** Exercise **
Search the data below for "Model"; list each line that holds it.

(Excerpt from a dataset)
= = = =

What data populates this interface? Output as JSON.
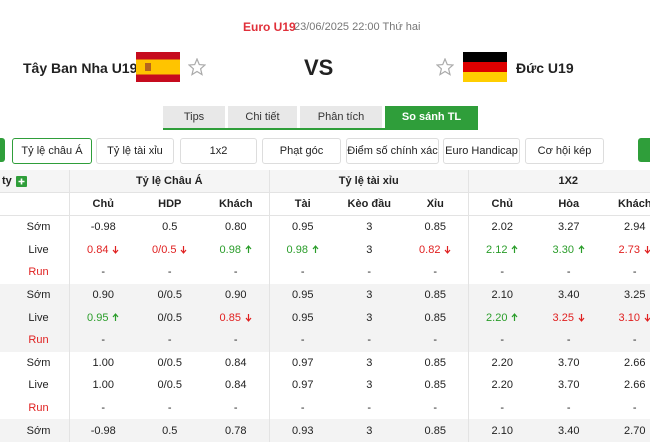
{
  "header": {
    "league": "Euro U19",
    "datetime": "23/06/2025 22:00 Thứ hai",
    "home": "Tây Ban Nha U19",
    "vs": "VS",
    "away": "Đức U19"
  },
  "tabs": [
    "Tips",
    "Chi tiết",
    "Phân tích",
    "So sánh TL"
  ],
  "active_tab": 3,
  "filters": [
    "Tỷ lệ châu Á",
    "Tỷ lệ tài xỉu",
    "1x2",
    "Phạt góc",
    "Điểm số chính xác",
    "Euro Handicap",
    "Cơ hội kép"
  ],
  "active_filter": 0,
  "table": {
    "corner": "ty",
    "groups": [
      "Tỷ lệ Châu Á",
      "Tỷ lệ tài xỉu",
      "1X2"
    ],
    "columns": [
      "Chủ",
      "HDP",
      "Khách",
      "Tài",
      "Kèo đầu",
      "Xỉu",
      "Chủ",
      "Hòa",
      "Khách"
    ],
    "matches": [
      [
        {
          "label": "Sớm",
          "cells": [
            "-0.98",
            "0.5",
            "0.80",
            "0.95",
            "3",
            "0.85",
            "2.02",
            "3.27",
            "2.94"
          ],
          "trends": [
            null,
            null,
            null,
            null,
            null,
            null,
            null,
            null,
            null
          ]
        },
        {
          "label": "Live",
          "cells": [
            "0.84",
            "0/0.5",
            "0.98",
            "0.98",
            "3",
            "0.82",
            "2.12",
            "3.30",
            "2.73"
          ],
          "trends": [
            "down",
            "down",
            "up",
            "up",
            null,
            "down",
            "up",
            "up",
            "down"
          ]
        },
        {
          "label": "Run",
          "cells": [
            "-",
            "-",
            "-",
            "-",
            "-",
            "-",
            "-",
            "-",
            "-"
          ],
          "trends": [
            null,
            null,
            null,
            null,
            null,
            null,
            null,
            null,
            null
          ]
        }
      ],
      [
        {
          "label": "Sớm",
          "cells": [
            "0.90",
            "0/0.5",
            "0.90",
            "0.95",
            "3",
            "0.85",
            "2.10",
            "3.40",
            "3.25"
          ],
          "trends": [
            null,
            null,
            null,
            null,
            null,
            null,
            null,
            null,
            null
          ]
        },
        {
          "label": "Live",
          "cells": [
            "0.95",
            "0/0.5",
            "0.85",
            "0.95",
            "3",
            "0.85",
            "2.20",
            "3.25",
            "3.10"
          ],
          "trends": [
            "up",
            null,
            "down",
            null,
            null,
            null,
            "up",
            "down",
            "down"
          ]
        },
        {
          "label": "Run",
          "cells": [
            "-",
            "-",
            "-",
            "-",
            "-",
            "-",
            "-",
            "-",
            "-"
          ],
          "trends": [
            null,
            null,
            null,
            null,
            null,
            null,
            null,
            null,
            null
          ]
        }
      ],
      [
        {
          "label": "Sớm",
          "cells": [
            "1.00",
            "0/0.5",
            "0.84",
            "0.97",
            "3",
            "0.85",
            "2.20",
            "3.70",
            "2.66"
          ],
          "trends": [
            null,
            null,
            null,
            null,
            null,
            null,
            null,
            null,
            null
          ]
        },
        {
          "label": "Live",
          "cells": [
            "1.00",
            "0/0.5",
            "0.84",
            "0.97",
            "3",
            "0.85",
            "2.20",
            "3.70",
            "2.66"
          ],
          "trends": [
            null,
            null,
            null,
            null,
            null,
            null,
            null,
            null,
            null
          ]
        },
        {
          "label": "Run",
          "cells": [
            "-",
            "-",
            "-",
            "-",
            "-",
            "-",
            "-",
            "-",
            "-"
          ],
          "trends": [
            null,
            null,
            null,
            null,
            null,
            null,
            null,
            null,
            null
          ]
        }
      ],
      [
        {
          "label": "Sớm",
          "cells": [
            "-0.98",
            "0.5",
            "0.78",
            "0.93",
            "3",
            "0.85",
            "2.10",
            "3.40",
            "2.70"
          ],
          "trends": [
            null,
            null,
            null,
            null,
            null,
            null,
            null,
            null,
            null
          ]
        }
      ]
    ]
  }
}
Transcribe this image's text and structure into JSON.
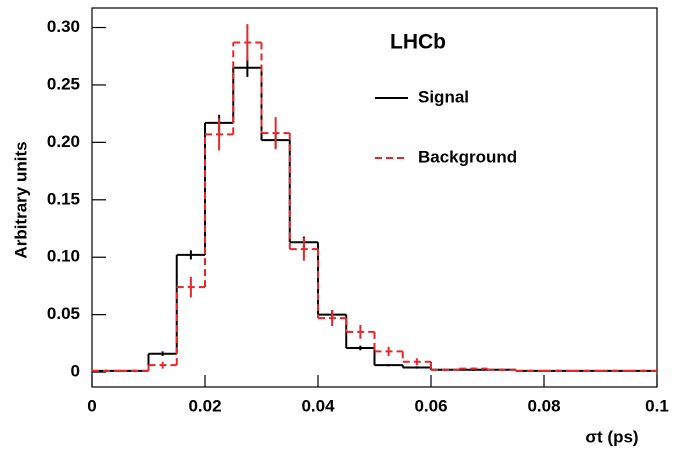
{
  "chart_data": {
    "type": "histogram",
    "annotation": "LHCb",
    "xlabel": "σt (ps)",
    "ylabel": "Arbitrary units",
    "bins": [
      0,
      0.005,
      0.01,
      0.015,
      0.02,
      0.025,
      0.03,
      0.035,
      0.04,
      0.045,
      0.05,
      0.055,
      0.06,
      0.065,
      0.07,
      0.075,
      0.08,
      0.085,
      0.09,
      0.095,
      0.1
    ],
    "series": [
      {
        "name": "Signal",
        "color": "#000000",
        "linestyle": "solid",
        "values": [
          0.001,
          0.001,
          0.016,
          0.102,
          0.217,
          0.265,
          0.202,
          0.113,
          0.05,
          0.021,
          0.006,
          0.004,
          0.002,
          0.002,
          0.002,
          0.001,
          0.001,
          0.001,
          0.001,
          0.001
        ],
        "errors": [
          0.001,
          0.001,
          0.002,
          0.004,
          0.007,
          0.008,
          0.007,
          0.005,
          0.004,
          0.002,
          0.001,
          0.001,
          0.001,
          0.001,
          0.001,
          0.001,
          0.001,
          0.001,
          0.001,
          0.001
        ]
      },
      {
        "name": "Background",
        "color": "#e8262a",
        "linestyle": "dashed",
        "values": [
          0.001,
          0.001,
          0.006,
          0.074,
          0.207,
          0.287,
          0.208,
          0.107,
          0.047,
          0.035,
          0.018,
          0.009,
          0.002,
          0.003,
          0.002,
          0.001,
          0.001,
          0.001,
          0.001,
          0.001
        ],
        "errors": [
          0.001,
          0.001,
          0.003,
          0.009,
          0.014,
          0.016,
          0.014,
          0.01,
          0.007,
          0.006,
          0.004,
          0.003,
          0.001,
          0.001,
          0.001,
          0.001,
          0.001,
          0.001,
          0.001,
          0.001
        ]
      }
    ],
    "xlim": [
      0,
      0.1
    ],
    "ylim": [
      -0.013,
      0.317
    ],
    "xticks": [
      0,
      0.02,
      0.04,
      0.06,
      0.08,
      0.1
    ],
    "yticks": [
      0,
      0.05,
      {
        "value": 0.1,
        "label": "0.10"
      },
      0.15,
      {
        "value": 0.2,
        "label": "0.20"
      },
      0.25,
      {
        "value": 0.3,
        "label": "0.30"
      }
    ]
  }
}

= = = =

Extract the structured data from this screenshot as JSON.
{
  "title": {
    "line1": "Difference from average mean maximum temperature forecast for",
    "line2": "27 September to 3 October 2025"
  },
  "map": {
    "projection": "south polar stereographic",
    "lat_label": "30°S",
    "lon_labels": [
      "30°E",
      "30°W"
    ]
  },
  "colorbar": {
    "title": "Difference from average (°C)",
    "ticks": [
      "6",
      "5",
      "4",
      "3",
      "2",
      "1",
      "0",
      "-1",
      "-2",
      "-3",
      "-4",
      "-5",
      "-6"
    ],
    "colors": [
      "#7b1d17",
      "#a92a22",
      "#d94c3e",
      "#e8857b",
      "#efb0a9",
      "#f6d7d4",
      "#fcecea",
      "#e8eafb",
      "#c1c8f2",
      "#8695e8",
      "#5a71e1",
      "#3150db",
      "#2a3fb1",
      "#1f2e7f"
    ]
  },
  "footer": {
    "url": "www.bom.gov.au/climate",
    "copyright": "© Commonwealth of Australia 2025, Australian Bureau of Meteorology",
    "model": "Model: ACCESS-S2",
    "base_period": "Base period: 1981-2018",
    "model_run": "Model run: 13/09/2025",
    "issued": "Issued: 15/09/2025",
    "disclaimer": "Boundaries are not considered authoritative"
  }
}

= = = =

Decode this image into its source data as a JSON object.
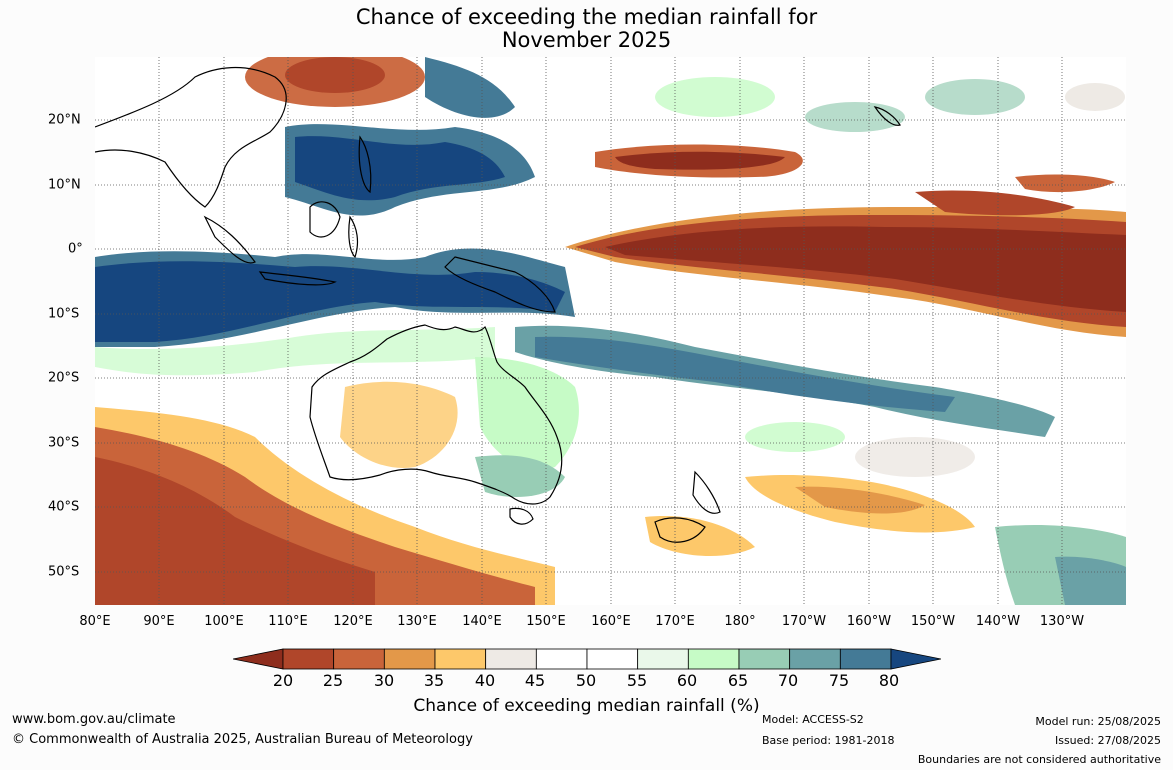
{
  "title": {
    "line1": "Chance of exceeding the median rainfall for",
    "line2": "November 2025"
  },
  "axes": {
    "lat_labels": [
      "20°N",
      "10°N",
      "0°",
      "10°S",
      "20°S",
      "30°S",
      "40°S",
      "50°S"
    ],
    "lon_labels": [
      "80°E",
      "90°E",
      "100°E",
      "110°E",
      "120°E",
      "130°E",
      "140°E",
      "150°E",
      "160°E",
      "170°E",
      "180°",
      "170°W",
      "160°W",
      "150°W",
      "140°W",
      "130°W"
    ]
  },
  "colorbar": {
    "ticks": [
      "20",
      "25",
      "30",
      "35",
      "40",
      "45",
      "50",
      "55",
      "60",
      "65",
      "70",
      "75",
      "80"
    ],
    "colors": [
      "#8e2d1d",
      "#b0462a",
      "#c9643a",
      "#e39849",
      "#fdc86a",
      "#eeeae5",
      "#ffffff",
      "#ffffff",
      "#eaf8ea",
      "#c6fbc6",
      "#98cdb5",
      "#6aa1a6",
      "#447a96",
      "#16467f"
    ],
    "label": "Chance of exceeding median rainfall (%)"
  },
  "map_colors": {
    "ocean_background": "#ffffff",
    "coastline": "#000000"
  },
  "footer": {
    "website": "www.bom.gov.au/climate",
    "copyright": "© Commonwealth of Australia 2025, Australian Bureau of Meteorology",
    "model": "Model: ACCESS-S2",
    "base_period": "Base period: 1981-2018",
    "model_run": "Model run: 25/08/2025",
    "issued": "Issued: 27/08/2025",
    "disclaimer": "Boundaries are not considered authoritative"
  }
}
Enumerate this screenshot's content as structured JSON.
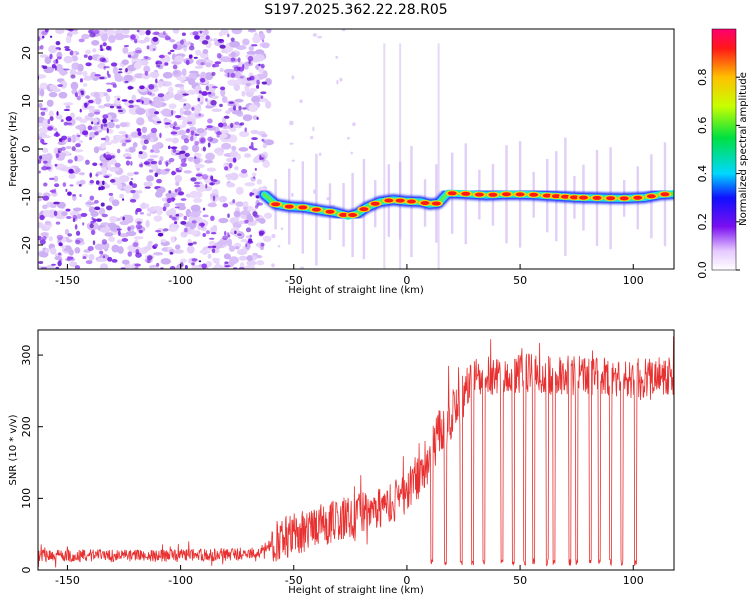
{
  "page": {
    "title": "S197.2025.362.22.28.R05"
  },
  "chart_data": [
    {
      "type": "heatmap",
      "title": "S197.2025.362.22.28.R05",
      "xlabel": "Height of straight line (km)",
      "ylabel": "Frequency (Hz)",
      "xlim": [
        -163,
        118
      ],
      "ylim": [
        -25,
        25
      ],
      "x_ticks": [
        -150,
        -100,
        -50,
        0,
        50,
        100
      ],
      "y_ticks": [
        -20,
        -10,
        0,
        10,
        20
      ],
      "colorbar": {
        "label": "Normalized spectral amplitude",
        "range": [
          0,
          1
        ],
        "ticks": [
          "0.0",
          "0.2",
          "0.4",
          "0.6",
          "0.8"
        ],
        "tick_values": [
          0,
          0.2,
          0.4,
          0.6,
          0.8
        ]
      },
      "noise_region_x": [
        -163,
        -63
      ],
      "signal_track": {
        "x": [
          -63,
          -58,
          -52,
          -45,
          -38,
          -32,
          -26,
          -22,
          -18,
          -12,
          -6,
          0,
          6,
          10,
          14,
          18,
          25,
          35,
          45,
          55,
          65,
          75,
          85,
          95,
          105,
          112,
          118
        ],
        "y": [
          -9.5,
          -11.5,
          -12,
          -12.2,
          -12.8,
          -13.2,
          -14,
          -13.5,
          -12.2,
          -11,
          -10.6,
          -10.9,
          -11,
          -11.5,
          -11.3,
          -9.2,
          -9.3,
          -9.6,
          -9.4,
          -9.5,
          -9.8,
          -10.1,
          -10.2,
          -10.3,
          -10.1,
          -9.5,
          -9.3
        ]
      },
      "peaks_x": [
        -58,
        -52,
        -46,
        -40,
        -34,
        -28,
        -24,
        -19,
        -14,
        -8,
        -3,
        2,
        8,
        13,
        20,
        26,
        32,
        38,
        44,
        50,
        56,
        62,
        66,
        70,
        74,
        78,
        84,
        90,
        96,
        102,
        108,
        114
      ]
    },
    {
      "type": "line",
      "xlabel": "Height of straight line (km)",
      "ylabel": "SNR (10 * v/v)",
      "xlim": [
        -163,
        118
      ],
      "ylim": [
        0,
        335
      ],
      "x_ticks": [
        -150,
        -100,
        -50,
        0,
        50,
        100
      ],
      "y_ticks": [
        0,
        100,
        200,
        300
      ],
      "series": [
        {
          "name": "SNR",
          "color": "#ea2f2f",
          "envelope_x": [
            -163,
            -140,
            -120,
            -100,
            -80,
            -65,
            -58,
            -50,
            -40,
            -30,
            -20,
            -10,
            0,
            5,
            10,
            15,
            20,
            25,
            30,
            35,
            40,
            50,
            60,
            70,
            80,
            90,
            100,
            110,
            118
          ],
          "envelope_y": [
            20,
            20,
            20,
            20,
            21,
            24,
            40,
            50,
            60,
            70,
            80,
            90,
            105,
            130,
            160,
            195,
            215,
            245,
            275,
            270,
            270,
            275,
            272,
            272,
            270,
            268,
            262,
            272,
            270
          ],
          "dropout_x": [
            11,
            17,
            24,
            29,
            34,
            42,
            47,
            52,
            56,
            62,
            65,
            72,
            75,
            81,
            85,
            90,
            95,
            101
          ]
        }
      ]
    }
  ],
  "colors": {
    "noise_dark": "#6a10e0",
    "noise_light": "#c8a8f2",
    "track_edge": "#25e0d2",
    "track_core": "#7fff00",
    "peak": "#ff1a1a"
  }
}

= = = =

** Response to this exercise **
    "model": "Model: ACCESS-S2",
    "model_run": "Model run: 13/09/2025",
    "model": "Model: ACCESS-S2",
    "model_run": "Model run: 25/08/2025",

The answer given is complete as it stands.